## Short task:
Write out every entry exactly as given, but omit the pictures.

## Entries:
####################
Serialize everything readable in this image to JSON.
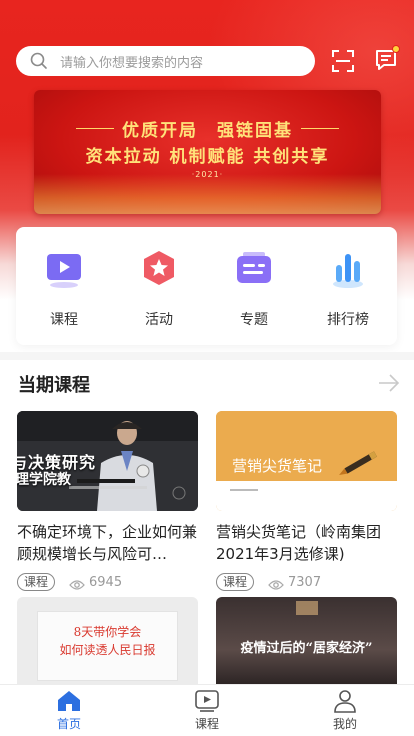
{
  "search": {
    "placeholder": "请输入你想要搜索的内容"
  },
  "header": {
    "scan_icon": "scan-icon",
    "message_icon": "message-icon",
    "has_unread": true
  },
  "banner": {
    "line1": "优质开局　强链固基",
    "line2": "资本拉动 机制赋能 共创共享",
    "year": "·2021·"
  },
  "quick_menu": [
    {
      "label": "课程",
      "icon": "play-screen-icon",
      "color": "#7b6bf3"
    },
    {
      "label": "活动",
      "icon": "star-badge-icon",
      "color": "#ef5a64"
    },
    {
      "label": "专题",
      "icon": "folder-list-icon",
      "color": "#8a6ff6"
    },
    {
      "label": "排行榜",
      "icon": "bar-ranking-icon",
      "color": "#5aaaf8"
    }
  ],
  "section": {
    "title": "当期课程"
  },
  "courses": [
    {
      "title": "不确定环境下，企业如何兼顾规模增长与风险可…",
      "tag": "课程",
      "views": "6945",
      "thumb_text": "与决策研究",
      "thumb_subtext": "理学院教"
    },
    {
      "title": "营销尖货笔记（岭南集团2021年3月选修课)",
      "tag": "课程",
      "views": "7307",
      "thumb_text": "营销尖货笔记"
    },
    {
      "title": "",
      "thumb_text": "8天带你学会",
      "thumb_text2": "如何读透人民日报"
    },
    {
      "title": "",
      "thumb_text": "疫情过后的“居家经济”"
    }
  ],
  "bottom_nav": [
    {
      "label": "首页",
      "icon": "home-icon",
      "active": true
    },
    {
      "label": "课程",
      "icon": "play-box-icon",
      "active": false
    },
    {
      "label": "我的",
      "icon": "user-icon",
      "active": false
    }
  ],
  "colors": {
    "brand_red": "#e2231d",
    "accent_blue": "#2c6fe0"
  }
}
####################
## Correct response:
Serialize everything readable in this image to JSON.
{
  "search": {
    "placeholder": "请输入你想要搜索的内容"
  },
  "header": {
    "scan_icon": "scan-icon",
    "message_icon": "message-icon",
    "has_unread": true
  },
  "banner": {
    "line1": "优质开局　强链固基",
    "line2": "资本拉动 机制赋能 共创共享",
    "year": "·2021·"
  },
  "quick_menu": [
    {
      "label": "课程",
      "icon": "play-screen-icon",
      "color": "#7b6bf3"
    },
    {
      "label": "活动",
      "icon": "star-badge-icon",
      "color": "#ef5a64"
    },
    {
      "label": "专题",
      "icon": "folder-list-icon",
      "color": "#8a6ff6"
    },
    {
      "label": "排行榜",
      "icon": "bar-ranking-icon",
      "color": "#5aaaf8"
    }
  ],
  "section": {
    "title": "当期课程"
  },
  "courses": [
    {
      "title": "不确定环境下，企业如何兼顾规模增长与风险可…",
      "tag": "课程",
      "views": "6945",
      "thumb_text": "与决策研究",
      "thumb_subtext": "理学院教"
    },
    {
      "title": "营销尖货笔记（岭南集团2021年3月选修课)",
      "tag": "课程",
      "views": "7307",
      "thumb_text": "营销尖货笔记"
    },
    {
      "title": "",
      "thumb_text": "8天带你学会",
      "thumb_text2": "如何读透人民日报"
    },
    {
      "title": "",
      "thumb_text": "疫情过后的“居家经济”"
    }
  ],
  "bottom_nav": [
    {
      "label": "首页",
      "icon": "home-icon",
      "active": true
    },
    {
      "label": "课程",
      "icon": "play-box-icon",
      "active": false
    },
    {
      "label": "我的",
      "icon": "user-icon",
      "active": false
    }
  ],
  "colors": {
    "brand_red": "#e2231d",
    "accent_blue": "#2c6fe0"
  }
}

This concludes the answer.